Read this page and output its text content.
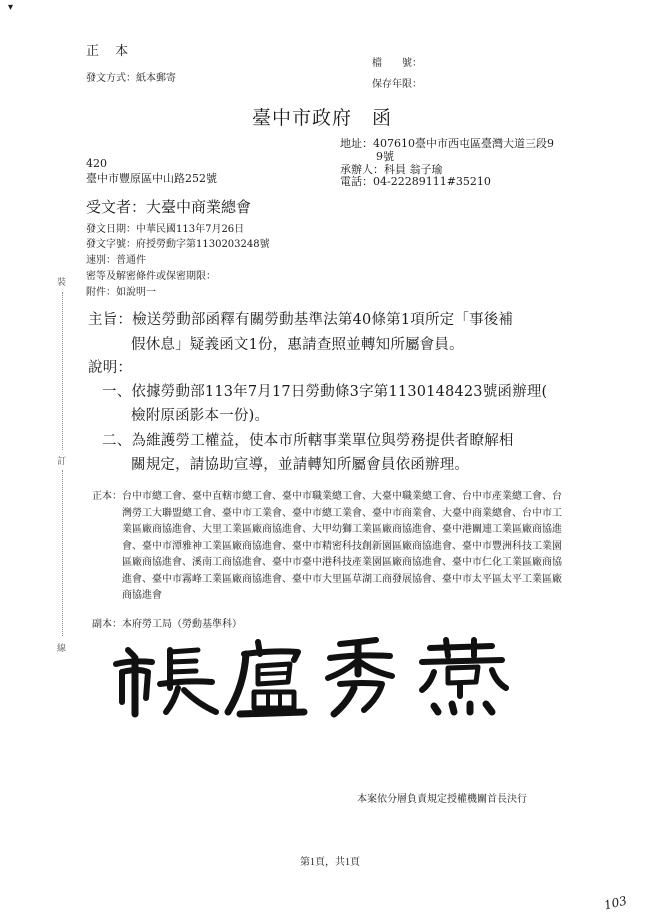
▾
正 本
發文方式：紙本郵寄
檔　　號：
保存年限：
臺中市政府　函
地址：407610臺中市西屯區臺灣大道三段9
9號
承辦人：科員 翁子瑜
電話：04-22289111#35210
420
臺中市豐原區中山路252號
受文者：大臺中商業總會
發文日期：中華民國113年7月26日
發文字號：府授勞動字第1130203248號
速別：普通件
密等及解密條件或保密期限：
附件：如說明一
裝
訂
線
主旨：檢送勞動部函釋有關勞動基準法第40條第1項所定「事後補
假休息」疑義函文1份，惠請查照並轉知所屬會員。
說明：
一、依據勞動部113年7月17日勞動條3字第1130148423號函辦理(
檢附原函影本一份)。
二、為維護勞工權益，使本市所轄事業單位與勞務提供者瞭解相
關規定，請協助宣導，並請轉知所屬會員依函辦理。
正本： 台中市總工會、臺中直轄市總工會、臺中市職業總工會、大臺中職業總工會、台中市產業總工會、台灣勞工大聯盟總工會、臺中市工業會、臺中市總工業會、臺中市商業會、大臺中商業總會、台中市工業區廠商協進會、大里工業區廠商協進會、大甲幼獅工業區廠商協進會、臺中港關連工業區廠商協進會、臺中市潭雅神工業區廠商協進會、臺中市精密科技創新園區廠商協進會、臺中市豐洲科技工業園區廠商協進會、溪南工商協進會、臺中市臺中港科技產業園區廠商協進會、臺中市仁化工業區廠商協進會、臺中市霧峰工業區廠商協進會、臺中市大里區草湖工商發展協會、臺中市太平區太平工業區廠商協進會
副本：本府勞工局（勞動基準科）
本案依分層負責規定授權機關首長決行
第1頁，共1頁
103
★ ★ ★
■ What to work on
Each line of the material must be retyped exactly, except that images are omitted.

■ The solution
Read this page and output its text content.
▾
正 本
發文方式：紙本郵寄
檔　　號：
保存年限：
臺中市政府　函
地址：407610臺中市西屯區臺灣大道三段9
9號
承辦人：科員 翁子瑜
電話：04-22289111#35210
420
臺中市豐原區中山路252號
受文者：大臺中商業總會
發文日期：中華民國113年7月26日
發文字號：府授勞動字第1130203248號
速別：普通件
密等及解密條件或保密期限：
附件：如說明一
裝
訂
線
主旨：檢送勞動部函釋有關勞動基準法第40條第1項所定「事後補
假休息」疑義函文1份，惠請查照並轉知所屬會員。
說明：
一、依據勞動部113年7月17日勞動條3字第1130148423號函辦理(
檢附原函影本一份)。
二、為維護勞工權益，使本市所轄事業單位與勞務提供者瞭解相
關規定，請協助宣導，並請轉知所屬會員依函辦理。
正本： 台中市總工會、臺中直轄市總工會、臺中市職業總工會、大臺中職業總工會、台中市產業總工會、台灣勞工大聯盟總工會、臺中市工業會、臺中市總工業會、臺中市商業會、大臺中商業總會、台中市工業區廠商協進會、大里工業區廠商協進會、大甲幼獅工業區廠商協進會、臺中港關連工業區廠商協進會、臺中市潭雅神工業區廠商協進會、臺中市精密科技創新園區廠商協進會、臺中市豐洲科技工業園區廠商協進會、溪南工商協進會、臺中市臺中港科技產業園區廠商協進會、臺中市仁化工業區廠商協進會、臺中市霧峰工業區廠商協進會、臺中市大里區草湖工商發展協會、臺中市太平區太平工業區廠商協進會
副本：本府勞工局（勞動基準科）
本案依分層負責規定授權機關首長決行
第1頁，共1頁
103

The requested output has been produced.